Dataset extract:
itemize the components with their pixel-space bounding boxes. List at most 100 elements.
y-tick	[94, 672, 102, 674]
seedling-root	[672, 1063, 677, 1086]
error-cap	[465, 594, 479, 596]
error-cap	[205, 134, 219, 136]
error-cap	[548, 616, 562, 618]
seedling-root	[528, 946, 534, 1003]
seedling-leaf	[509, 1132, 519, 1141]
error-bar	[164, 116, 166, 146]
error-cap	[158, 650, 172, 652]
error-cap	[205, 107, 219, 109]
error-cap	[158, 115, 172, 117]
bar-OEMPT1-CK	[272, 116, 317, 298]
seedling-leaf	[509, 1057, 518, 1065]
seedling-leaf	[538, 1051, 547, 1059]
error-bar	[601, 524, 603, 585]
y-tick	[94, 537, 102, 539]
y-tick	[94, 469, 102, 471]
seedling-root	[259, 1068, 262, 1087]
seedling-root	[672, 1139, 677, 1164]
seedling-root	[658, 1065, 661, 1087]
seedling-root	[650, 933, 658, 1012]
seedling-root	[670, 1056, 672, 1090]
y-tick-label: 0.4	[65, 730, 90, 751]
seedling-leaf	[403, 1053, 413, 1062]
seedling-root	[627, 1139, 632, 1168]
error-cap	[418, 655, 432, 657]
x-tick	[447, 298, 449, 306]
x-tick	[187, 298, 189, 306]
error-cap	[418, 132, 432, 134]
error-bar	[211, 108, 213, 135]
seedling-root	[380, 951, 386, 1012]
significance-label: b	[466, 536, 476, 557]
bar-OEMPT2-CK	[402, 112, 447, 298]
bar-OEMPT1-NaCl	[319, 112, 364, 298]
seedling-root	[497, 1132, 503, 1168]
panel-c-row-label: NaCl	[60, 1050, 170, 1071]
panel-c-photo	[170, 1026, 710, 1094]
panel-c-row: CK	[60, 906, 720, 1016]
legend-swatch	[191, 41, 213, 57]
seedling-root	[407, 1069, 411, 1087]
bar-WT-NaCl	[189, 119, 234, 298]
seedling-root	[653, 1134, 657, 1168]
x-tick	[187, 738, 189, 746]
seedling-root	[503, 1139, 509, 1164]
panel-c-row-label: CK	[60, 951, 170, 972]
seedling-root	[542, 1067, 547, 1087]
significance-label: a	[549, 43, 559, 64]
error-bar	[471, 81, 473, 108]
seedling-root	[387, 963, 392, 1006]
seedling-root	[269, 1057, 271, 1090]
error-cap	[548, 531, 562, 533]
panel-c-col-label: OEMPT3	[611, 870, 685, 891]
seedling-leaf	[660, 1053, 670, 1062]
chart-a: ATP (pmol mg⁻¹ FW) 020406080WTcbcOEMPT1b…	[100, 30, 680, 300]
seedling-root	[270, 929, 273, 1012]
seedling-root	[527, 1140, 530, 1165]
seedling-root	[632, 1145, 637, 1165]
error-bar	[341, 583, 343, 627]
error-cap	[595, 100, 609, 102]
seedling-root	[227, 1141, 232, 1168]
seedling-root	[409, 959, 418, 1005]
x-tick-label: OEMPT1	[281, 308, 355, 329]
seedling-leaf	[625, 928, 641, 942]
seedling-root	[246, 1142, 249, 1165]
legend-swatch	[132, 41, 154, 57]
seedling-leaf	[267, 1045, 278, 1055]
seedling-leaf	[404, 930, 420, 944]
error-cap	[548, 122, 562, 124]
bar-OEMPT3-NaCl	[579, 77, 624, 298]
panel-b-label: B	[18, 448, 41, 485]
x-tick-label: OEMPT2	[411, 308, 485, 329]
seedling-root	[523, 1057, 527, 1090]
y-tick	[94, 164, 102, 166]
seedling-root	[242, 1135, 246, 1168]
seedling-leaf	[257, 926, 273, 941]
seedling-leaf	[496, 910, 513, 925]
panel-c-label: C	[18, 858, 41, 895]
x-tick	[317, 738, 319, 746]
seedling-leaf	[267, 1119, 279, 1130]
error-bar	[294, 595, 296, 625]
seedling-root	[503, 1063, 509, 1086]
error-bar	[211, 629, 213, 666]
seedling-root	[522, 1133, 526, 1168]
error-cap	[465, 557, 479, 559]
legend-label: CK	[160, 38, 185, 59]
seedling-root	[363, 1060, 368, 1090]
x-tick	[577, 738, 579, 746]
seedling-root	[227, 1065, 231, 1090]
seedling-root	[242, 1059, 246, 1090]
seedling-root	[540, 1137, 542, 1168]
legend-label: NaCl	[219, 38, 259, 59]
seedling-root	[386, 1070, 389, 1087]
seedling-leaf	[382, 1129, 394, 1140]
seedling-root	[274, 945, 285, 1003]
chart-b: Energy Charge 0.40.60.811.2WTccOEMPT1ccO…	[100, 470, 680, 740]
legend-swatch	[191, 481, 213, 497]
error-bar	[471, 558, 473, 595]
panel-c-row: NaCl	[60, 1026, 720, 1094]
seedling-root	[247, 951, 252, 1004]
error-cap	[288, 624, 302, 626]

Prompt: Lay out every line of the records above as a JSON list of strings, one string for each line, and leave out any blank lines.

Full output:
[
  "itemize the components with their pixel-space bounding boxes. List at most 100 elements.",
  "y-tick\t[94, 672, 102, 674]",
  "seedling-root\t[672, 1063, 677, 1086]",
  "error-cap\t[465, 594, 479, 596]",
  "error-cap\t[205, 134, 219, 136]",
  "error-cap\t[548, 616, 562, 618]",
  "seedling-root\t[528, 946, 534, 1003]",
  "seedling-leaf\t[509, 1132, 519, 1141]",
  "error-bar\t[164, 116, 166, 146]",
  "error-cap\t[158, 650, 172, 652]",
  "error-cap\t[205, 107, 219, 109]",
  "error-cap\t[158, 115, 172, 117]",
  "bar-OEMPT1-CK\t[272, 116, 317, 298]",
  "seedling-leaf\t[509, 1057, 518, 1065]",
  "seedling-leaf\t[538, 1051, 547, 1059]",
  "error-bar\t[601, 524, 603, 585]",
  "y-tick\t[94, 537, 102, 539]",
  "y-tick\t[94, 469, 102, 471]",
  "seedling-root\t[259, 1068, 262, 1087]",
  "seedling-root\t[672, 1139, 677, 1164]",
  "seedling-root\t[658, 1065, 661, 1087]",
  "seedling-root\t[650, 933, 658, 1012]",
  "seedling-root\t[670, 1056, 672, 1090]",
  "y-tick-label: 0.4\t[65, 730, 90, 751]",
  "seedling-leaf\t[403, 1053, 413, 1062]",
  "seedling-root\t[627, 1139, 632, 1168]",
  "error-cap\t[418, 655, 432, 657]",
  "x-tick\t[447, 298, 449, 306]",
  "x-tick\t[187, 298, 189, 306]",
  "error-cap\t[418, 132, 432, 134]",
  "error-bar\t[211, 108, 213, 135]",
  "seedling-root\t[380, 951, 386, 1012]",
  "significance-label: b\t[466, 536, 476, 557]",
  "bar-OEMPT2-CK\t[402, 112, 447, 298]",
  "bar-OEMPT1-NaCl\t[319, 112, 364, 298]",
  "seedling-root\t[497, 1132, 503, 1168]",
  "panel-c-row-label: NaCl\t[60, 1050, 170, 1071]",
  "panel-c-photo\t[170, 1026, 710, 1094]",
  "panel-c-row: CK\t[60, 906, 720, 1016]",
  "legend-swatch\t[191, 41, 213, 57]",
  "seedling-root\t[407, 1069, 411, 1087]",
  "bar-WT-NaCl\t[189, 119, 234, 298]",
  "seedling-root\t[653, 1134, 657, 1168]",
  "x-tick\t[187, 738, 189, 746]",
  "seedling-root\t[503, 1139, 509, 1164]",
  "panel-c-row-label: CK\t[60, 951, 170, 972]",
  "seedling-root\t[542, 1067, 547, 1087]",
  "significance-label: a\t[549, 43, 559, 64]",
  "error-bar\t[471, 81, 473, 108]",
  "seedling-root\t[387, 963, 392, 1006]",
  "seedling-root\t[269, 1057, 271, 1090]",
  "error-cap\t[548, 531, 562, 533]",
  "panel-c-col-label: OEMPT3\t[611, 870, 685, 891]",
  "seedling-leaf\t[660, 1053, 670, 1062]",
  "chart-a: ATP (pmol mg⁻¹ FW) 020406080WTcbcOEMPT1b…\t[100, 30, 680, 300]",
  "seedling-root\t[270, 929, 273, 1012]",
  "seedling-root\t[527, 1140, 530, 1165]",
  "seedling-root\t[632, 1145, 637, 1165]",
  "error-bar\t[341, 583, 343, 627]",
  "error-cap\t[595, 100, 609, 102]",
  "seedling-root\t[227, 1141, 232, 1168]",
  "seedling-root\t[409, 959, 418, 1005]",
  "x-tick-label: OEMPT1\t[281, 308, 355, 329]",
  "seedling-leaf\t[625, 928, 641, 942]",
  "seedling-root\t[246, 1142, 249, 1165]",
  "legend-swatch\t[132, 41, 154, 57]",
  "seedling-leaf\t[267, 1045, 278, 1055]",
  "seedling-leaf\t[404, 930, 420, 944]",
  "error-cap\t[548, 122, 562, 124]",
  "bar-OEMPT3-NaCl\t[579, 77, 624, 298]",
  "panel-b-label: B\t[18, 448, 41, 485]",
  "x-tick-label: OEMPT2\t[411, 308, 485, 329]",
  "seedling-root\t[523, 1057, 527, 1090]",
  "y-tick\t[94, 164, 102, 166]",
  "seedling-root\t[242, 1135, 246, 1168]",
  "seedling-leaf\t[257, 926, 273, 941]",
  "seedling-leaf\t[496, 910, 513, 925]",
  "panel-c-label: C\t[18, 858, 41, 895]",
  "x-tick\t[317, 738, 319, 746]",
  "seedling-leaf\t[267, 1119, 279, 1130]",
  "error-bar\t[294, 595, 296, 625]",
  "seedling-root\t[503, 1063, 509, 1086]",
  "error-bar\t[211, 629, 213, 666]",
  "seedling-root\t[522, 1133, 526, 1168]",
  "error-cap\t[465, 557, 479, 559]",
  "legend-label: CK\t[160, 38, 185, 59]",
  "seedling-root\t[363, 1060, 368, 1090]",
  "x-tick\t[577, 738, 579, 746]",
  "seedling-root\t[227, 1065, 231, 1090]",
  "seedling-root\t[242, 1059, 246, 1090]",
  "seedling-root\t[540, 1137, 542, 1168]",
  "legend-label: NaCl\t[219, 38, 259, 59]",
  "seedling-root\t[386, 1070, 389, 1087]",
  "seedling-leaf\t[382, 1129, 394, 1140]",
  "seedling-root\t[274, 945, 285, 1003]",
  "chart-b: Energy Charge 0.40.60.811.2WTccOEMPT1ccO…\t[100, 470, 680, 740]",
  "legend-swatch\t[191, 481, 213, 497]",
  "error-bar\t[471, 558, 473, 595]",
  "panel-c-row: NaCl\t[60, 1026, 720, 1094]",
  "seedling-root\t[247, 951, 252, 1004]",
  "error-cap\t[288, 624, 302, 626]"
]